» **Saved data entries**
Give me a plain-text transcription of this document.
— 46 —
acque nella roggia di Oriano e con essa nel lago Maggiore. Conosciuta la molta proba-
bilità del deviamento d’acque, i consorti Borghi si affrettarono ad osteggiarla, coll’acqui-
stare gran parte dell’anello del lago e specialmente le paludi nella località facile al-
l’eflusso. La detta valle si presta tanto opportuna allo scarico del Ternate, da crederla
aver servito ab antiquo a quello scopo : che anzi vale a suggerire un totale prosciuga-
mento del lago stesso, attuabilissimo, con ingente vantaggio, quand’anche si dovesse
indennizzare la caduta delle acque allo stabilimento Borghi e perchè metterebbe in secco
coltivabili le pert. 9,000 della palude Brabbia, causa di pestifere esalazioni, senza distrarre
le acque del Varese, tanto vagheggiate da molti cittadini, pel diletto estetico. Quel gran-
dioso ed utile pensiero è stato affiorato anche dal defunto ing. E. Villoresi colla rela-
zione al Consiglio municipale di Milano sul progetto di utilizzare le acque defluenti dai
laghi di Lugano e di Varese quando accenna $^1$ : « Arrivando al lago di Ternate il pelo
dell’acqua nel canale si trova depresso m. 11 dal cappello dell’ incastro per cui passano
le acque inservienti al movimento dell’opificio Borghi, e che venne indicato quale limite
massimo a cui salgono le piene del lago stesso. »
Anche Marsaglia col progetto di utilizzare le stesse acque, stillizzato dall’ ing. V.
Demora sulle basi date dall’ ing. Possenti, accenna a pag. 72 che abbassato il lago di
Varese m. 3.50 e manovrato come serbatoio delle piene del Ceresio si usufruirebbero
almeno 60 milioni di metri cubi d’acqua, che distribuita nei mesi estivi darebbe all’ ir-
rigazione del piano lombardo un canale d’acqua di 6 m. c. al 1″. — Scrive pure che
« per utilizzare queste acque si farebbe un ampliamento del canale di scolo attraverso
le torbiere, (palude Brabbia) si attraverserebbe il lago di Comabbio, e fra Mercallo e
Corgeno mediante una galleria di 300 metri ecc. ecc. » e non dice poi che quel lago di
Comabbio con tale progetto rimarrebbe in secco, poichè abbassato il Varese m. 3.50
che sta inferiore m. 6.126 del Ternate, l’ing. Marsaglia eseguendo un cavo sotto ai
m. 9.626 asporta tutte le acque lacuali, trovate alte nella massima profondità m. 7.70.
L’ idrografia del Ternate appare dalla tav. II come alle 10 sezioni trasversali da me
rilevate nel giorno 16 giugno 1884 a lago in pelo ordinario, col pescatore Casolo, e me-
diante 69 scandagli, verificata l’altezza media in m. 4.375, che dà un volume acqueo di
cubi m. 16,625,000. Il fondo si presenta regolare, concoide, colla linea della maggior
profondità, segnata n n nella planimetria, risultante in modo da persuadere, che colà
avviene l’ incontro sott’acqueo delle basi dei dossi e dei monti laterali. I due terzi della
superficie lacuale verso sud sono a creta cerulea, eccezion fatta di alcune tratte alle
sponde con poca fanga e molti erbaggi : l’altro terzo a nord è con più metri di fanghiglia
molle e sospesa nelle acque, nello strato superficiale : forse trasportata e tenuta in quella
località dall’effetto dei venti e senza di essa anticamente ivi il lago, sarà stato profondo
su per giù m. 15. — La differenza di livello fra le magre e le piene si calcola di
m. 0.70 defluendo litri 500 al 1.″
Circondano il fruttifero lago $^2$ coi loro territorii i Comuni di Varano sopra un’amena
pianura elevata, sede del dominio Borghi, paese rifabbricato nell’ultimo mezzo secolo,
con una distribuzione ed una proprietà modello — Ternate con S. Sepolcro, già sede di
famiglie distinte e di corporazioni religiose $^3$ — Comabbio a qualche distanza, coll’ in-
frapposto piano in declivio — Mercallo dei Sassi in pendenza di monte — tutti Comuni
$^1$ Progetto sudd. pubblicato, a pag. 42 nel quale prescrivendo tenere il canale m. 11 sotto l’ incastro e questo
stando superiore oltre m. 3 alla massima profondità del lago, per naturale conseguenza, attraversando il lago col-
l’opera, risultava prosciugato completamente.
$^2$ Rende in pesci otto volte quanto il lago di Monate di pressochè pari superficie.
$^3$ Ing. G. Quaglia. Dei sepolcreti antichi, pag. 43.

» **Problem statement**
Only the number is wanted: how many lines in the data include the word "essa"?

» **Complete output**
2